━━━ RECORDED DATA

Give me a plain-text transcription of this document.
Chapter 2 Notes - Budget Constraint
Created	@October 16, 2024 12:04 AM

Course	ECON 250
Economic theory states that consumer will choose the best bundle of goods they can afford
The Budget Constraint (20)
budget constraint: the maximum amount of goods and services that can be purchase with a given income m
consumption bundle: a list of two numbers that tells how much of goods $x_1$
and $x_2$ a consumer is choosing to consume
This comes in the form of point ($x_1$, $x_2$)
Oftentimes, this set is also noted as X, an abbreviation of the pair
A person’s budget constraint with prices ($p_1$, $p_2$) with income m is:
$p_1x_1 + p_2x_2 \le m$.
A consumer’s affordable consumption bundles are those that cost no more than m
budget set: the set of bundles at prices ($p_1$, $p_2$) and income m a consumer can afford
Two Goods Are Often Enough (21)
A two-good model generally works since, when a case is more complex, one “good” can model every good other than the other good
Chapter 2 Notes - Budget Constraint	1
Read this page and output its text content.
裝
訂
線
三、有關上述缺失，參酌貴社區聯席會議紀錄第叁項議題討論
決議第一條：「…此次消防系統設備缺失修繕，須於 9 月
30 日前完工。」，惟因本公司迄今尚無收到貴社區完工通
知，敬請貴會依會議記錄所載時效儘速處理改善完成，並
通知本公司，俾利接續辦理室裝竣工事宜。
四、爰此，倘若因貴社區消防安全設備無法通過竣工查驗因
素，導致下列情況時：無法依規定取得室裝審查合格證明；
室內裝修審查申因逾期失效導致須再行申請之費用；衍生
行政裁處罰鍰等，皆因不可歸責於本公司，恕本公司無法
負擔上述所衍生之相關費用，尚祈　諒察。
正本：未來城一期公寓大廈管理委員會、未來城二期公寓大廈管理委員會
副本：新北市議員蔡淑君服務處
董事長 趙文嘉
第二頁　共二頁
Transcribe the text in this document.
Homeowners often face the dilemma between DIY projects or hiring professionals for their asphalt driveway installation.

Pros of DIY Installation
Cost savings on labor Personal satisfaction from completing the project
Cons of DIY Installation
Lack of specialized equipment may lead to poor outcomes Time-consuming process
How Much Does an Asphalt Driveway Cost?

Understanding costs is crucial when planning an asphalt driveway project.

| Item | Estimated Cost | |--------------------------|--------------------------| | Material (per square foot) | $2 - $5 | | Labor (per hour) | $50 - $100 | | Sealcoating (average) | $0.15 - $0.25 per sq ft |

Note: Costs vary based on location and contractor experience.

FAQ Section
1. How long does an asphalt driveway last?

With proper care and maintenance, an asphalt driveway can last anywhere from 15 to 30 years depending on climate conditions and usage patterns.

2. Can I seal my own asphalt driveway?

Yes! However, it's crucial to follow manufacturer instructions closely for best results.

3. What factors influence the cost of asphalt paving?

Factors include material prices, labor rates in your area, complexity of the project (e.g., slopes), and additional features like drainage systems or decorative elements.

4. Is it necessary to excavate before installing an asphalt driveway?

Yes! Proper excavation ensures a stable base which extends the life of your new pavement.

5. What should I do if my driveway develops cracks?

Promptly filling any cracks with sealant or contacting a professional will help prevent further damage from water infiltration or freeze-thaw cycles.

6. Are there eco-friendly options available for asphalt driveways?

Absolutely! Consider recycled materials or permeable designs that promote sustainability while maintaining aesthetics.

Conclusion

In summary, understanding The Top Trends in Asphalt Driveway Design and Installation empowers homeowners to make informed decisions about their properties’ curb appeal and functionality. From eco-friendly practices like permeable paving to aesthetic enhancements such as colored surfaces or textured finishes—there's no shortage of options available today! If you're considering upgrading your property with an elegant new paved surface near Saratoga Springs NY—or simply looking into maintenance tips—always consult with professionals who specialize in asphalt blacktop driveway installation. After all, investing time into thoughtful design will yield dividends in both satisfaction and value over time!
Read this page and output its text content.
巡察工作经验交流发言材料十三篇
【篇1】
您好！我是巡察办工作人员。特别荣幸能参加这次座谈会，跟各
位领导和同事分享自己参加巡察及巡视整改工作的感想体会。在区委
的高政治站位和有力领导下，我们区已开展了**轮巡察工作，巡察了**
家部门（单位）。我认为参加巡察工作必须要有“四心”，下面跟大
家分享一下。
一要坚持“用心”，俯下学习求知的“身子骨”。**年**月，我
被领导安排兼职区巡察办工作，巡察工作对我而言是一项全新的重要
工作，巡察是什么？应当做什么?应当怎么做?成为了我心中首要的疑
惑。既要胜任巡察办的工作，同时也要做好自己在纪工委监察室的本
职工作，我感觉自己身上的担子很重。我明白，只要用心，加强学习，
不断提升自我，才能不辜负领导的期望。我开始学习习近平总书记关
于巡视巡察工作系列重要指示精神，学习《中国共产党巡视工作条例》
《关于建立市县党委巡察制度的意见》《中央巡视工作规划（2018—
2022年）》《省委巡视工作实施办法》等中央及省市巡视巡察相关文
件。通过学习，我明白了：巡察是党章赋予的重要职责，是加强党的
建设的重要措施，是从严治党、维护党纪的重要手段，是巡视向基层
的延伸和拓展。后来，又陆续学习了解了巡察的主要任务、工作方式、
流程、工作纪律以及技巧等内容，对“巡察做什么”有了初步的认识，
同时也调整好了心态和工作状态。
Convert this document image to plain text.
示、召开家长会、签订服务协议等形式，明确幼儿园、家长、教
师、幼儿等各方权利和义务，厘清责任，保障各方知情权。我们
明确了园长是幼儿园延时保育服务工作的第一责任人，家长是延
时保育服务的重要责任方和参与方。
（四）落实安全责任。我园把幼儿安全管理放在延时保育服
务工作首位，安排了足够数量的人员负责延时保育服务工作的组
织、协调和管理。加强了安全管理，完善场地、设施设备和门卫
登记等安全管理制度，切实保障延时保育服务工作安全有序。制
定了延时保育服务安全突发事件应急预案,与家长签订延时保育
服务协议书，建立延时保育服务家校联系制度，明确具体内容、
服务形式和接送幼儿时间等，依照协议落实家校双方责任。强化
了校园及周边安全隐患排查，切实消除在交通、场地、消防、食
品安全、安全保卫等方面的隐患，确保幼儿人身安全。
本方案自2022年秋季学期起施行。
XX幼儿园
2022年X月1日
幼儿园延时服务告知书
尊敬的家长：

━━━━━━

§ **WHAT YOU SHOULD DO**: Using the listing above, state the number of lines that hold "there", with no other text.

§ **THE OUTPUT**: 2